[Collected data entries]
(begin)
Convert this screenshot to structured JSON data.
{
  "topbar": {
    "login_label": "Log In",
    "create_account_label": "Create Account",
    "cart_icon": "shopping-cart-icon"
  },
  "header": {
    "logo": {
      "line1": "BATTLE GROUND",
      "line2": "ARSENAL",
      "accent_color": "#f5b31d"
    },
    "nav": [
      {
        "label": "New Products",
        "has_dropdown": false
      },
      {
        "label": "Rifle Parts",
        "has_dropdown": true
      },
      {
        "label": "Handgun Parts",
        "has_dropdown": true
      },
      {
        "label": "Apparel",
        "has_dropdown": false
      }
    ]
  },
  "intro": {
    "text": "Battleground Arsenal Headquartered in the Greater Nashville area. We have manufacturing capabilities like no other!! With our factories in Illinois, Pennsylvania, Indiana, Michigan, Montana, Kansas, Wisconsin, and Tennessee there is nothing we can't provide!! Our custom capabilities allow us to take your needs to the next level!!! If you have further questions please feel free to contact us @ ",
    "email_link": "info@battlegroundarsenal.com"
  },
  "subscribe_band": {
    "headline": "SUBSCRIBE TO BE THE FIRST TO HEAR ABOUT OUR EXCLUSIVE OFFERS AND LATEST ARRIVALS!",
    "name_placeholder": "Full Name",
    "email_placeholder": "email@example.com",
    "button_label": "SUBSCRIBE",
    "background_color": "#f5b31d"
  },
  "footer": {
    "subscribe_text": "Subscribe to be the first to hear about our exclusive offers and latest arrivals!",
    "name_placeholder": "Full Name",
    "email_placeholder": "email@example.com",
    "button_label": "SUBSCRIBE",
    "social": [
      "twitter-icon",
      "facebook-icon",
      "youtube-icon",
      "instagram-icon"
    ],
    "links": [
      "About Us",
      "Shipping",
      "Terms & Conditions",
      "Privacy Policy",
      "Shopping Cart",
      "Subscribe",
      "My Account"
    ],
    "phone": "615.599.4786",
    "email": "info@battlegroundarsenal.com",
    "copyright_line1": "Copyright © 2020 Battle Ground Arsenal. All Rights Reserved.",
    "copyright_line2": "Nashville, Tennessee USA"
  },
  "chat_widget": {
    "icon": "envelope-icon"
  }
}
(end)
◆ **TASK PROMPT**
Print the material once more, exactly.

◆ **FINAL RESULT**
Convert this screenshot to structured JSON data.
{
  "topbar": {
    "login_label": "Log In",
    "create_account_label": "Create Account",
    "cart_icon": "shopping-cart-icon"
  },
  "header": {
    "logo": {
      "line1": "BATTLE GROUND",
      "line2": "ARSENAL",
      "accent_color": "#f5b31d"
    },
    "nav": [
      {
        "label": "New Products",
        "has_dropdown": false
      },
      {
        "label": "Rifle Parts",
        "has_dropdown": true
      },
      {
        "label": "Handgun Parts",
        "has_dropdown": true
      },
      {
        "label": "Apparel",
        "has_dropdown": false
      }
    ]
  },
  "intro": {
    "text": "Battleground Arsenal Headquartered in the Greater Nashville area. We have manufacturing capabilities like no other!! With our factories in Illinois, Pennsylvania, Indiana, Michigan, Montana, Kansas, Wisconsin, and Tennessee there is nothing we can't provide!! Our custom capabilities allow us to take your needs to the next level!!! If you have further questions please feel free to contact us @ ",
    "email_link": "info@battlegroundarsenal.com"
  },
  "subscribe_band": {
    "headline": "SUBSCRIBE TO BE THE FIRST TO HEAR ABOUT OUR EXCLUSIVE OFFERS AND LATEST ARRIVALS!",
    "name_placeholder": "Full Name",
    "email_placeholder": "email@example.com",
    "button_label": "SUBSCRIBE",
    "background_color": "#f5b31d"
  },
  "footer": {
    "subscribe_text": "Subscribe to be the first to hear about our exclusive offers and latest arrivals!",
    "name_placeholder": "Full Name",
    "email_placeholder": "email@example.com",
    "button_label": "SUBSCRIBE",
    "social": [
      "twitter-icon",
      "facebook-icon",
      "youtube-icon",
      "instagram-icon"
    ],
    "links": [
      "About Us",
      "Shipping",
      "Terms & Conditions",
      "Privacy Policy",
      "Shopping Cart",
      "Subscribe",
      "My Account"
    ],
    "phone": "615.599.4786",
    "email": "info@battlegroundarsenal.com",
    "copyright_line1": "Copyright © 2020 Battle Ground Arsenal. All Rights Reserved.",
    "copyright_line2": "Nashville, Tennessee USA"
  },
  "chat_widget": {
    "icon": "envelope-icon"
  }
}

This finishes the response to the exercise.